# Request
Please copy every line of the records below that holds the word "image".

# Dataset entries
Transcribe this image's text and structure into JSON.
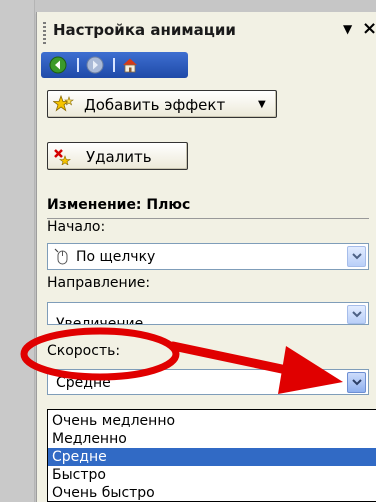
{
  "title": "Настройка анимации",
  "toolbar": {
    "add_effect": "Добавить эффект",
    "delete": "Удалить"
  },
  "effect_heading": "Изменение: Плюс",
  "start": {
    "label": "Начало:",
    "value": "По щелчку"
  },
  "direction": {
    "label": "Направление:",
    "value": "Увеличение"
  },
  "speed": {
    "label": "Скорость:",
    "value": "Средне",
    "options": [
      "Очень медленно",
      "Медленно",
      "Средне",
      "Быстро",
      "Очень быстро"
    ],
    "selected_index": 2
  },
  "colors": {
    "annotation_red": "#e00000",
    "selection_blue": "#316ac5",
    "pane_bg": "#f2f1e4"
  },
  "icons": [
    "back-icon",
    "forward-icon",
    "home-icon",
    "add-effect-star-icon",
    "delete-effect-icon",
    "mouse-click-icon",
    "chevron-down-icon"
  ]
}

--

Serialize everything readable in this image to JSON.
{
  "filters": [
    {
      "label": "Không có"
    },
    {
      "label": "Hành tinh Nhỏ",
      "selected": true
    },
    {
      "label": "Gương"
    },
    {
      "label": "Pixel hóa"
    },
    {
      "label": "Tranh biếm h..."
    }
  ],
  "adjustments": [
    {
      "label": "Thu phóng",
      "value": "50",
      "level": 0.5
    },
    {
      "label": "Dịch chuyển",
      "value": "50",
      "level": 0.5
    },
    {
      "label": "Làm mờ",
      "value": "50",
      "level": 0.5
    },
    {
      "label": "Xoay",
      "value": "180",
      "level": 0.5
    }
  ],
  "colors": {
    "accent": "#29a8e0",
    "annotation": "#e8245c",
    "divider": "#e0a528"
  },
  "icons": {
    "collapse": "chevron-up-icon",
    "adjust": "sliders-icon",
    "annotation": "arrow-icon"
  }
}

# Reply to the task
Transcribe this image's text and structure into JSON.
Serialize everything readable in this image to JSON.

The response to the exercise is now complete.